(Data entries)
## Begin

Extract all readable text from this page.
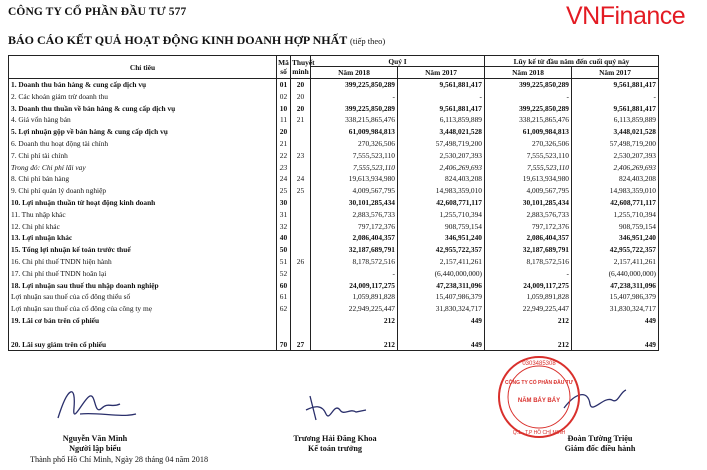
CÔNG TY CỔ PHẦN ĐẦU TƯ 577
BÁO CÁO KẾT QUẢ HOẠT ĐỘNG KINH DOANH HỢP NHẤT (tiếp theo)
VNFinance
Chỉ tiêu	Mã số	Thuyết minh	Quý I		Lũy kế từ đầu năm đến cuối quý này	
			Năm 2018	Năm 2017	Năm 2018	Năm 2017
1. Doanh thu bán hàng & cung cấp dịch vụ	01	20	399,225,850,289	9,561,881,417	399,225,850,289	9,561,881,417
2. Các khoản giảm trừ doanh thu	02	20	-	-	-	-
3. Doanh thu thuần về bán hàng & cung cấp dịch vụ	10	20	399,225,850,289	9,561,881,417	399,225,850,289	9,561,881,417
4. Giá vốn hàng bán	11	21	338,215,865,476	6,113,859,889	338,215,865,476	6,113,859,889
5. Lợi nhuận gộp về bán hàng & cung cấp dịch vụ	20		61,009,984,813	3,448,021,528	61,009,984,813	3,448,021,528
6. Doanh thu hoạt động tài chính	21		270,326,506	57,498,719,200	270,326,506	57,498,719,200
7. Chi phí tài chính	22	23	7,555,523,110	2,530,207,393	7,555,523,110	2,530,207,393
Trong đó: Chi phí lãi vay	23		7,555,523,110	2,406,269,693	7,555,523,110	2,406,269,693
8. Chi phí bán hàng	24	24	19,613,934,980	824,403,208	19,613,934,980	824,403,208
9. Chi phí quản lý doanh nghiệp	25	25	4,009,567,795	14,983,359,010	4,009,567,795	14,983,359,010
10. Lợi nhuận thuần từ hoạt động kinh doanh	30		30,101,285,434	42,608,771,117	30,101,285,434	42,608,771,117
11. Thu nhập khác	31		2,883,576,733	1,255,710,394	2,883,576,733	1,255,710,394
12. Chi phí khác	32		797,172,376	908,759,154	797,172,376	908,759,154
13. Lợi nhuận khác	40		2,086,404,357	346,951,240	2,086,404,357	346,951,240
15. Tổng lợi nhuận kế toán trước thuế	50		32,187,689,791	42,955,722,357	32,187,689,791	42,955,722,357
16. Chi phí thuế TNDN hiện hành	51	26	8,178,572,516	2,157,411,261	8,178,572,516	2,157,411,261
17. Chi phí thuế TNDN hoãn lại	52		-	(6,440,000,000)	-	(6,440,000,000)
18. Lợi nhuận sau thuế thu nhập doanh nghiệp	60		24,009,117,275	47,238,311,096	24,009,117,275	47,238,311,096
Lợi nhuận sau thuế của cổ đông thiểu số	61		1,059,891,828	15,407,986,379	1,059,891,828	15,407,986,379
Lợi nhuận sau thuế của cổ đông của công ty mẹ	62		22,949,225,447	31,830,324,717	22,949,225,447	31,830,324,717
19. Lãi cơ bản trên cổ phiếu			212	449	212	449

20. Lãi suy giảm trên cổ phiếu	70	27	212	449	212	449
0303485308
CÔNG TY CỔ PHẦN ĐẦU TƯ
NĂM BẢY BẢY
Q.1 - T.P HỒ CHÍ MINH
Nguyễn Văn Minh
Người lập biểu
Trương Hải Đăng Khoa
Kế toán trưởng
Đoàn Tường Triệu
Giám đốc điều hành
Thành phố Hồ Chí Minh, Ngày 28 tháng 04 năm 2018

## End

* TO DO
Write out each line of the data exactly; the images should be left out.

* FINAL RESULT
Extract all readable text from this page.
CÔNG TY CỔ PHẦN ĐẦU TƯ 577
BÁO CÁO KẾT QUẢ HOẠT ĐỘNG KINH DOANH HỢP NHẤT (tiếp theo)
VNFinance
Chỉ tiêu	Mã số	Thuyết minh	Quý I		Lũy kế từ đầu năm đến cuối quý này	
			Năm 2018	Năm 2017	Năm 2018	Năm 2017
1. Doanh thu bán hàng & cung cấp dịch vụ	01	20	399,225,850,289	9,561,881,417	399,225,850,289	9,561,881,417
2. Các khoản giảm trừ doanh thu	02	20	-	-	-	-
3. Doanh thu thuần về bán hàng & cung cấp dịch vụ	10	20	399,225,850,289	9,561,881,417	399,225,850,289	9,561,881,417
4. Giá vốn hàng bán	11	21	338,215,865,476	6,113,859,889	338,215,865,476	6,113,859,889
5. Lợi nhuận gộp về bán hàng & cung cấp dịch vụ	20		61,009,984,813	3,448,021,528	61,009,984,813	3,448,021,528
6. Doanh thu hoạt động tài chính	21		270,326,506	57,498,719,200	270,326,506	57,498,719,200
7. Chi phí tài chính	22	23	7,555,523,110	2,530,207,393	7,555,523,110	2,530,207,393
Trong đó: Chi phí lãi vay	23		7,555,523,110	2,406,269,693	7,555,523,110	2,406,269,693
8. Chi phí bán hàng	24	24	19,613,934,980	824,403,208	19,613,934,980	824,403,208
9. Chi phí quản lý doanh nghiệp	25	25	4,009,567,795	14,983,359,010	4,009,567,795	14,983,359,010
10. Lợi nhuận thuần từ hoạt động kinh doanh	30		30,101,285,434	42,608,771,117	30,101,285,434	42,608,771,117
11. Thu nhập khác	31		2,883,576,733	1,255,710,394	2,883,576,733	1,255,710,394
12. Chi phí khác	32		797,172,376	908,759,154	797,172,376	908,759,154
13. Lợi nhuận khác	40		2,086,404,357	346,951,240	2,086,404,357	346,951,240
15. Tổng lợi nhuận kế toán trước thuế	50		32,187,689,791	42,955,722,357	32,187,689,791	42,955,722,357
16. Chi phí thuế TNDN hiện hành	51	26	8,178,572,516	2,157,411,261	8,178,572,516	2,157,411,261
17. Chi phí thuế TNDN hoãn lại	52		-	(6,440,000,000)	-	(6,440,000,000)
18. Lợi nhuận sau thuế thu nhập doanh nghiệp	60		24,009,117,275	47,238,311,096	24,009,117,275	47,238,311,096
Lợi nhuận sau thuế của cổ đông thiểu số	61		1,059,891,828	15,407,986,379	1,059,891,828	15,407,986,379
Lợi nhuận sau thuế của cổ đông của công ty mẹ	62		22,949,225,447	31,830,324,717	22,949,225,447	31,830,324,717
19. Lãi cơ bản trên cổ phiếu			212	449	212	449

20. Lãi suy giảm trên cổ phiếu	70	27	212	449	212	449
0303485308
CÔNG TY CỔ PHẦN ĐẦU TƯ
NĂM BẢY BẢY
Q.1 - T.P HỒ CHÍ MINH
Nguyễn Văn Minh
Người lập biểu
Trương Hải Đăng Khoa
Kế toán trưởng
Đoàn Tường Triệu
Giám đốc điều hành
Thành phố Hồ Chí Minh, Ngày 28 tháng 04 năm 2018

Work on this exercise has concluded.